Exactly as written, print each record in the listing.

● ● ●

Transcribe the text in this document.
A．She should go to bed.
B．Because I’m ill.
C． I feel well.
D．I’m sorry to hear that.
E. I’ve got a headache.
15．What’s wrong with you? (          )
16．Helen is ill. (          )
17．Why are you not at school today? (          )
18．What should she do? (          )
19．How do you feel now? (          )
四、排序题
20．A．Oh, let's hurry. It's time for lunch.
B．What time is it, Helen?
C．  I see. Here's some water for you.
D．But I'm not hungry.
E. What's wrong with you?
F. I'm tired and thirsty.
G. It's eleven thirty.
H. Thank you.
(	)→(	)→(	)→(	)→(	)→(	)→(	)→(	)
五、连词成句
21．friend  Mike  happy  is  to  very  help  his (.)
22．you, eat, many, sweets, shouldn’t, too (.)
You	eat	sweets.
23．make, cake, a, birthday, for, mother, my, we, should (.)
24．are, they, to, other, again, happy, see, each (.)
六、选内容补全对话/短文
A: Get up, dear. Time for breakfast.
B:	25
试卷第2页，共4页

● ● ●

RESULT BELOW.
Transcribe the text in this document.
A．She should go to bed.
B．Because I’m ill.
C． I feel well.
D．I’m sorry to hear that.
E. I’ve got a headache.
15．What’s wrong with you? (          )
16．Helen is ill. (          )
17．Why are you not at school today? (          )
18．What should she do? (          )
19．How do you feel now? (          )
四、排序题
20．A．Oh, let's hurry. It's time for lunch.
B．What time is it, Helen?
C．  I see. Here's some water for you.
D．But I'm not hungry.
E. What's wrong with you?
F. I'm tired and thirsty.
G. It's eleven thirty.
H. Thank you.
(	)→(	)→(	)→(	)→(	)→(	)→(	)→(	)
五、连词成句
21．friend  Mike  happy  is  to  very  help  his (.)
22．you, eat, many, sweets, shouldn’t, too (.)
You	eat	sweets.
23．make, cake, a, birthday, for, mother, my, we, should (.)
24．are, they, to, other, again, happy, see, each (.)
六、选内容补全对话/短文
A: Get up, dear. Time for breakfast.
B:	25
试卷第2页，共4页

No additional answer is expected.